### AIM
Format every line of the items below as a JSON list of strings, one string per line, skipping any blank lines.

--- Begin RECORDS SUPPLIED ---

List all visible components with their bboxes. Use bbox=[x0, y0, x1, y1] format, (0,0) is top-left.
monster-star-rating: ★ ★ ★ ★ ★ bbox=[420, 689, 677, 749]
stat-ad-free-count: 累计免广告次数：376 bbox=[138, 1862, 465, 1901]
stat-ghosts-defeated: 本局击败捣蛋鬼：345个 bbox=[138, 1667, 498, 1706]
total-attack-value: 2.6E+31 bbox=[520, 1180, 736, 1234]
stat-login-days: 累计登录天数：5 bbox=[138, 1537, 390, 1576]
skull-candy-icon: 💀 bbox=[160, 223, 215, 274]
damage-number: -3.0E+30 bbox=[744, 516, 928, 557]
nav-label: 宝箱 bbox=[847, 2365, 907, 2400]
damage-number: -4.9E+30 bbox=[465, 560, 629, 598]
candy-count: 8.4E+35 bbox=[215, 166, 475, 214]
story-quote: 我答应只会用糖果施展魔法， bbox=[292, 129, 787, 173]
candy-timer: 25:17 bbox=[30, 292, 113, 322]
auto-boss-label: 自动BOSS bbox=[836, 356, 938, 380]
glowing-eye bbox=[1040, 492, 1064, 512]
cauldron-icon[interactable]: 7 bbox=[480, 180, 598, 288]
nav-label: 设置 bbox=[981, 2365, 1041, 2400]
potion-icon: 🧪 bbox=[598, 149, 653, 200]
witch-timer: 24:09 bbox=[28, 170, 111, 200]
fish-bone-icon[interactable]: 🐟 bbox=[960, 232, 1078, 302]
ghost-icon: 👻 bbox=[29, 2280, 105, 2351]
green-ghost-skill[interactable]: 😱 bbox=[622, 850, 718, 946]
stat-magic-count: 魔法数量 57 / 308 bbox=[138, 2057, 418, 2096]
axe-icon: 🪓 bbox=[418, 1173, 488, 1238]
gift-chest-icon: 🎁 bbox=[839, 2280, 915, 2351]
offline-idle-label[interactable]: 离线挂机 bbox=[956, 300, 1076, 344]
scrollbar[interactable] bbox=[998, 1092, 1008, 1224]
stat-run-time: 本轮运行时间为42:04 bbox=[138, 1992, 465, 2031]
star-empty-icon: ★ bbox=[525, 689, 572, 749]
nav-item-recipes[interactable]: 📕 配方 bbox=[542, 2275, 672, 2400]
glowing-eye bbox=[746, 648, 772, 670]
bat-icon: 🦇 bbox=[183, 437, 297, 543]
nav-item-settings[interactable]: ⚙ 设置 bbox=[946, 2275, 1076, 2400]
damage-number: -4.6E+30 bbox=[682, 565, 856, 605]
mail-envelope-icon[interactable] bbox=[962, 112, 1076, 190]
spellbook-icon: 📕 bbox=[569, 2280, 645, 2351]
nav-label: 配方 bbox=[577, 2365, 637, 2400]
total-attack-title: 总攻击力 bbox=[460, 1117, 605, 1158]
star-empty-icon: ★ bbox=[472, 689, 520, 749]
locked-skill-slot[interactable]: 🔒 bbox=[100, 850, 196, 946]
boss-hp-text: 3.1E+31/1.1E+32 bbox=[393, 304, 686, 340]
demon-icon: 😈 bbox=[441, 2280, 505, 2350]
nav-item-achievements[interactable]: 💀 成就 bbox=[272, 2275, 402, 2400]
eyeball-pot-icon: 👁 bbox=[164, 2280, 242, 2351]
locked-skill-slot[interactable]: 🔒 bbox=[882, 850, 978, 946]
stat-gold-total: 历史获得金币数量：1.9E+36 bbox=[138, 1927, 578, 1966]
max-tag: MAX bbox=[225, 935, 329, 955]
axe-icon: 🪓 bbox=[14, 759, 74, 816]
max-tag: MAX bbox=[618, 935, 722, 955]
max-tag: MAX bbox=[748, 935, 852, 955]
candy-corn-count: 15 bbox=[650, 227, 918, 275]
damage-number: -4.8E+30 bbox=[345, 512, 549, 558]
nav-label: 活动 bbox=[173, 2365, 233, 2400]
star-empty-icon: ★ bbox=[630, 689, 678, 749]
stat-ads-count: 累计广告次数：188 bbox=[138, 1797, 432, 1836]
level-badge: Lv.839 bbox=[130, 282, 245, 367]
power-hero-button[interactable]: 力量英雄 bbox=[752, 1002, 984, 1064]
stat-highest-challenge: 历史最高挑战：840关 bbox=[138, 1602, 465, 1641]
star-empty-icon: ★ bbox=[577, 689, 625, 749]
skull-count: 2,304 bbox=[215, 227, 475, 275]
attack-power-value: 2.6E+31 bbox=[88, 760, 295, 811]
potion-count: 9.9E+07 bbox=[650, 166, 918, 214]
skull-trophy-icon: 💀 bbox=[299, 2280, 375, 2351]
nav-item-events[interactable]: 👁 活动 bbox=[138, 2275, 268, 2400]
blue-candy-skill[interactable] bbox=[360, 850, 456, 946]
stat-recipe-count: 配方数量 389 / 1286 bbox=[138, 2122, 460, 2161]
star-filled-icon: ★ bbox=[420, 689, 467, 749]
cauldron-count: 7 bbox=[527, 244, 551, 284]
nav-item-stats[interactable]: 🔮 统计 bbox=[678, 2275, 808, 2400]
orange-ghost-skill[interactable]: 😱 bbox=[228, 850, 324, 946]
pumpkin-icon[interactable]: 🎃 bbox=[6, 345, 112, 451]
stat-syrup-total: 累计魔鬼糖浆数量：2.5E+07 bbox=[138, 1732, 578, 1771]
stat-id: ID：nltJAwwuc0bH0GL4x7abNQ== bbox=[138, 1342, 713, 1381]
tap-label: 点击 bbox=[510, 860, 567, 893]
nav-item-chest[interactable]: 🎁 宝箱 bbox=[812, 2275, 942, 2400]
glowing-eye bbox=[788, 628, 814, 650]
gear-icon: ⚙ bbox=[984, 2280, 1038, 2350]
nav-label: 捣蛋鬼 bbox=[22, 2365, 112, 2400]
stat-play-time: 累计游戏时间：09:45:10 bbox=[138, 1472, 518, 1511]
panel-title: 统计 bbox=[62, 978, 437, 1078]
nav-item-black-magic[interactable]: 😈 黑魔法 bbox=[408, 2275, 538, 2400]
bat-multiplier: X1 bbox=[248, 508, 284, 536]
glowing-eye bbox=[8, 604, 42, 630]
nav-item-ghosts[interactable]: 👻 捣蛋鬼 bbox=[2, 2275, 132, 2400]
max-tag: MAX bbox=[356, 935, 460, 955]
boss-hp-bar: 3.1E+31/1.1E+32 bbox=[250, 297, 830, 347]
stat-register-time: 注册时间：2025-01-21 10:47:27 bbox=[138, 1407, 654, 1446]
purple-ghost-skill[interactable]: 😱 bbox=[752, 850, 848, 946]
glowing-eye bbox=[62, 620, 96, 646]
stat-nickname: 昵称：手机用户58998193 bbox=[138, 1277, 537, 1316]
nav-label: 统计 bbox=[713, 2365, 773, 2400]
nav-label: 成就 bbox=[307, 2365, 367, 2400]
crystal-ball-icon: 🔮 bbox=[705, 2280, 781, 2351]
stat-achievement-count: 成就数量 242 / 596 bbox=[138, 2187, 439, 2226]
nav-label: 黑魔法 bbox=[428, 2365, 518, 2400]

--- End RECORDS SUPPLIED ---

### RESPONSE
[
  "List all visible components with their bboxes. Use bbox=[x0, y0, x1, y1] format, (0,0) is top-left.",
  "monster-star-rating: ★ ★ ★ ★ ★ bbox=[420, 689, 677, 749]",
  "stat-ad-free-count: 累计免广告次数：376 bbox=[138, 1862, 465, 1901]",
  "stat-ghosts-defeated: 本局击败捣蛋鬼：345个 bbox=[138, 1667, 498, 1706]",
  "total-attack-value: 2.6E+31 bbox=[520, 1180, 736, 1234]",
  "stat-login-days: 累计登录天数：5 bbox=[138, 1537, 390, 1576]",
  "skull-candy-icon: 💀 bbox=[160, 223, 215, 274]",
  "damage-number: -3.0E+30 bbox=[744, 516, 928, 557]",
  "nav-label: 宝箱 bbox=[847, 2365, 907, 2400]",
  "damage-number: -4.9E+30 bbox=[465, 560, 629, 598]",
  "candy-count: 8.4E+35 bbox=[215, 166, 475, 214]",
  "story-quote: 我答应只会用糖果施展魔法， bbox=[292, 129, 787, 173]",
  "candy-timer: 25:17 bbox=[30, 292, 113, 322]",
  "auto-boss-label: 自动BOSS bbox=[836, 356, 938, 380]",
  "glowing-eye bbox=[1040, 492, 1064, 512]",
  "cauldron-icon[interactable]: 7 bbox=[480, 180, 598, 288]",
  "nav-label: 设置 bbox=[981, 2365, 1041, 2400]",
  "potion-icon: 🧪 bbox=[598, 149, 653, 200]",
  "witch-timer: 24:09 bbox=[28, 170, 111, 200]",
  "fish-bone-icon[interactable]: 🐟 bbox=[960, 232, 1078, 302]",
  "ghost-icon: 👻 bbox=[29, 2280, 105, 2351]",
  "green-ghost-skill[interactable]: 😱 bbox=[622, 850, 718, 946]",
  "stat-magic-count: 魔法数量 57 / 308 bbox=[138, 2057, 418, 2096]",
  "axe-icon: 🪓 bbox=[418, 1173, 488, 1238]",
  "gift-chest-icon: 🎁 bbox=[839, 2280, 915, 2351]",
  "offline-idle-label[interactable]: 离线挂机 bbox=[956, 300, 1076, 344]",
  "scrollbar[interactable] bbox=[998, 1092, 1008, 1224]",
  "stat-run-time: 本轮运行时间为42:04 bbox=[138, 1992, 465, 2031]",
  "star-empty-icon: ★ bbox=[525, 689, 572, 749]",
  "nav-item-recipes[interactable]: 📕 配方 bbox=[542, 2275, 672, 2400]",
  "glowing-eye bbox=[746, 648, 772, 670]",
  "bat-icon: 🦇 bbox=[183, 437, 297, 543]",
  "nav-item-settings[interactable]: ⚙ 设置 bbox=[946, 2275, 1076, 2400]",
  "damage-number: -4.6E+30 bbox=[682, 565, 856, 605]",
  "mail-envelope-icon[interactable] bbox=[962, 112, 1076, 190]",
  "spellbook-icon: 📕 bbox=[569, 2280, 645, 2351]",
  "nav-label: 配方 bbox=[577, 2365, 637, 2400]",
  "total-attack-title: 总攻击力 bbox=[460, 1117, 605, 1158]",
  "star-empty-icon: ★ bbox=[472, 689, 520, 749]",
  "locked-skill-slot[interactable]: 🔒 bbox=[100, 850, 196, 946]",
  "boss-hp-text: 3.1E+31/1.1E+32 bbox=[393, 304, 686, 340]",
  "demon-icon: 😈 bbox=[441, 2280, 505, 2350]",
  "nav-item-achievements[interactable]: 💀 成就 bbox=[272, 2275, 402, 2400]",
  "eyeball-pot-icon: 👁 bbox=[164, 2280, 242, 2351]",
  "locked-skill-slot[interactable]: 🔒 bbox=[882, 850, 978, 946]",
  "stat-gold-total: 历史获得金币数量：1.9E+36 bbox=[138, 1927, 578, 1966]",
  "max-tag: MAX bbox=[225, 935, 329, 955]",
  "axe-icon: 🪓 bbox=[14, 759, 74, 816]",
  "max-tag: MAX bbox=[618, 935, 722, 955]",
  "max-tag: MAX bbox=[748, 935, 852, 955]",
  "candy-corn-count: 15 bbox=[650, 227, 918, 275]",
  "damage-number: -4.8E+30 bbox=[345, 512, 549, 558]",
  "nav-label: 活动 bbox=[173, 2365, 233, 2400]",
  "star-empty-icon: ★ bbox=[630, 689, 678, 749]",
  "stat-ads-count: 累计广告次数：188 bbox=[138, 1797, 432, 1836]",
  "level-badge: Lv.839 bbox=[130, 282, 245, 367]",
  "power-hero-button[interactable]: 力量英雄 bbox=[752, 1002, 984, 1064]",
  "stat-highest-challenge: 历史最高挑战：840关 bbox=[138, 1602, 465, 1641]",
  "star-empty-icon: ★ bbox=[577, 689, 625, 749]",
  "skull-count: 2,304 bbox=[215, 227, 475, 275]",
  "attack-power-value: 2.6E+31 bbox=[88, 760, 295, 811]",
  "potion-count: 9.9E+07 bbox=[650, 166, 918, 214]",
  "skull-trophy-icon: 💀 bbox=[299, 2280, 375, 2351]",
  "nav-item-events[interactable]: 👁 活动 bbox=[138, 2275, 268, 2400]",
  "blue-candy-skill[interactable] bbox=[360, 850, 456, 946]",
  "stat-recipe-count: 配方数量 389 / 1286 bbox=[138, 2122, 460, 2161]",
  "star-filled-icon: ★ bbox=[420, 689, 467, 749]",
  "cauldron-count: 7 bbox=[527, 244, 551, 284]",
  "nav-item-stats[interactable]: 🔮 统计 bbox=[678, 2275, 808, 2400]",
  "orange-ghost-skill[interactable]: 😱 bbox=[228, 850, 324, 946]",
  "pumpkin-icon[interactable]: 🎃 bbox=[6, 345, 112, 451]",
  "stat-syrup-total: 累计魔鬼糖浆数量：2.5E+07 bbox=[138, 1732, 578, 1771]",
  "stat-id: ID：nltJAwwuc0bH0GL4x7abNQ== bbox=[138, 1342, 713, 1381]",
  "tap-label: 点击 bbox=[510, 860, 567, 893]",
  "nav-item-chest[interactable]: 🎁 宝箱 bbox=[812, 2275, 942, 2400]",
  "glowing-eye bbox=[788, 628, 814, 650]",
  "gear-icon: ⚙ bbox=[984, 2280, 1038, 2350]",
  "nav-label: 捣蛋鬼 bbox=[22, 2365, 112, 2400]",
  "stat-play-time: 累计游戏时间：09:45:10 bbox=[138, 1472, 518, 1511]",
  "panel-title: 统计 bbox=[62, 978, 437, 1078]",
  "nav-item-black-magic[interactable]: 😈 黑魔法 bbox=[408, 2275, 538, 2400]",
  "bat-multiplier: X1 bbox=[248, 508, 284, 536]",
  "glowing-eye bbox=[8, 604, 42, 630]",
  "nav-item-ghosts[interactable]: 👻 捣蛋鬼 bbox=[2, 2275, 132, 2400]",
  "max-tag: MAX bbox=[356, 935, 460, 955]",
  "boss-hp-bar: 3.1E+31/1.1E+32 bbox=[250, 297, 830, 347]",
  "stat-register-time: 注册时间：2025-01-21 10:47:27 bbox=[138, 1407, 654, 1446]",
  "purple-ghost-skill[interactable]: 😱 bbox=[752, 850, 848, 946]",
  "glowing-eye bbox=[62, 620, 96, 646]",
  "stat-nickname: 昵称：手机用户58998193 bbox=[138, 1277, 537, 1316]",
  "nav-label: 统计 bbox=[713, 2365, 773, 2400]",
  "nav-label: 成就 bbox=[307, 2365, 367, 2400]",
  "crystal-ball-icon: 🔮 bbox=[705, 2280, 781, 2351]",
  "stat-achievement-count: 成就数量 242 / 596 bbox=[138, 2187, 439, 2226]",
  "nav-label: 黑魔法 bbox=[428, 2365, 518, 2400]"
]